**Work instructions**
Put each line of the items below into a Markdown table with the columns "No." and "Entry," numbering the rows and skipping blank lines. Leave the pictures out of the answer.

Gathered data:
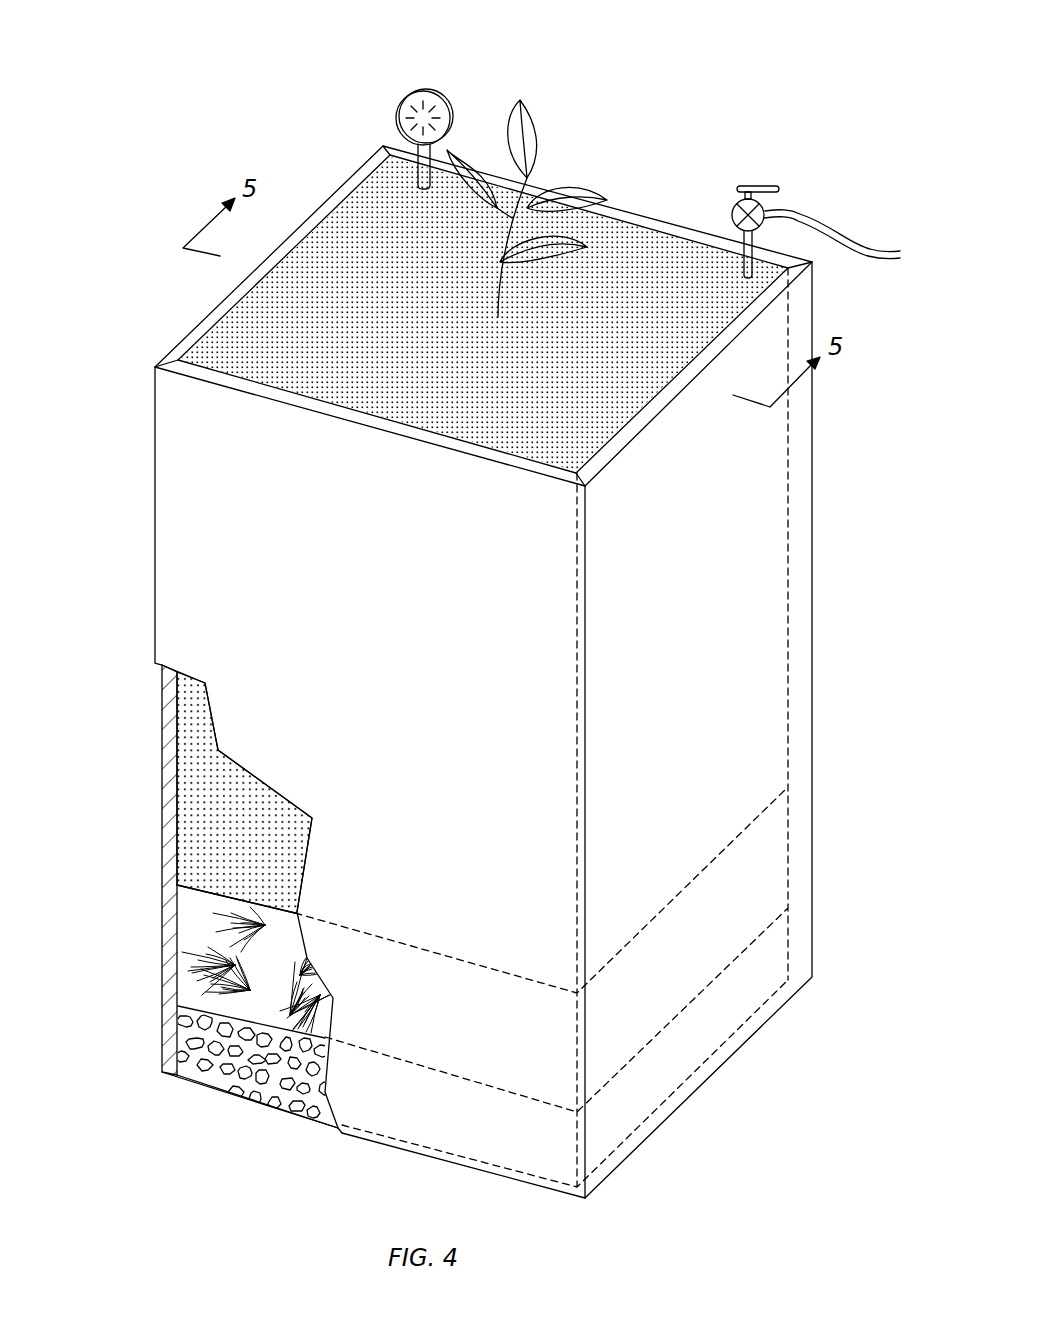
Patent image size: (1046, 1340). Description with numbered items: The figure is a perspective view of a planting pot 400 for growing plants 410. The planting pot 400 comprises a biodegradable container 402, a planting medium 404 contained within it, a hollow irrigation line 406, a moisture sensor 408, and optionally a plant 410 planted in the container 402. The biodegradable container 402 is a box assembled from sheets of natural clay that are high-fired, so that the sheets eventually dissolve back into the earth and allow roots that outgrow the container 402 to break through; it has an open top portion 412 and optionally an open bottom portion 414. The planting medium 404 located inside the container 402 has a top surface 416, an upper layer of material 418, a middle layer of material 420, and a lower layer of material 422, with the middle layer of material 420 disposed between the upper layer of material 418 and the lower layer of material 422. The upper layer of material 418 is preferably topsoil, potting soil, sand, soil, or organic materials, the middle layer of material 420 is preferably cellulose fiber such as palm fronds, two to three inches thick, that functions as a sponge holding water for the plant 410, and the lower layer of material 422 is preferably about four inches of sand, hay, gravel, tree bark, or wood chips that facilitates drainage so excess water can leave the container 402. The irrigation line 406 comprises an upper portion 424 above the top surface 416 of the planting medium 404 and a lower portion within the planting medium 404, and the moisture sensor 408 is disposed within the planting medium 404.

The planting pot 400 is at (460, 604).
The biodegradable container 402 is at (752, 548).
The planting medium 404 is at (147, 855).
The hollow irrigation line 406 is at (797, 206).
The moisture sensor 408 is at (425, 90).
The plant 410 is at (547, 133).
The open top portion 412 is at (241, 360).
The open bottom portion 414 is at (226, 1108).
The top surface 416 is at (367, 226).
The upper layer of material 418 is at (225, 808).
The middle layer of material 420 is at (212, 955).
The lower layer of material 422 is at (207, 1040).
The upper portion of the irrigation line 424 is at (740, 268).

**Final result**
| No. | Entry |
|---|---|
| 1 | Patent image size: (1046, 1340). Description with numbered items: The figure is a perspective view of a planting pot 400 for growing plants 410. The planting pot 400 comprises a biodegradable container 402, a planting medium 404 contained within it, a hollow irrigation line 406, a moisture sensor 408, and optionally a plant 410 planted in the container 402. The biodegradable container 402 is a box assembled from sheets of natural clay that are high-fired, so that the sheets eventually dissolve back into the earth and allow roots that outgrow the container 402 to break through; it has an open top portion 412 and optionally an open bottom portion 414. The planting medium 404 located inside the container 402 has a top surface 416, an upper layer of material 418, a middle layer of material 420, and a lower layer of material 422, with the middle layer of material 420 disposed between the upper layer of material 418 and the lower layer of material 422. The upper layer of material 418 is preferably topsoil, potting soil, sand, soil, or organic materials, the middle layer of material 420 is preferably cellulose fiber such as palm fronds, two to three inches thick, that functions as a sponge holding water for the plant 410, and the lower layer of material 422 is preferably about four inches of sand, hay, gravel, tree bark, or wood chips that facilitates drainage so excess water can leave the container 402. The irrigation line 406 comprises an upper portion 424 above the top surface 416 of the planting medium 404 and a lower portion within the planting medium 404, and the moisture sensor 408 is disposed within the planting medium 404. |
| 2 | The planting pot 400 is at (460, 604). |
| 3 | The biodegradable container 402 is at (752, 548). |
| 4 | The planting medium 404 is at (147, 855). |
| 5 | The hollow irrigation line 406 is at (797, 206). |
| 6 | The moisture sensor 408 is at (425, 90). |
| 7 | The plant 410 is at (547, 133). |
| 8 | The open top portion 412 is at (241, 360). |
| 9 | The open bottom portion 414 is at (226, 1108). |
| 10 | The top surface 416 is at (367, 226). |
| 11 | The upper layer of material 418 is at (225, 808). |
| 12 | The middle layer of material 420 is at (212, 955). |
| 13 | The lower layer of material 422 is at (207, 1040). |
| 14 | The upper portion of the irrigation line 424 is at (740, 268). |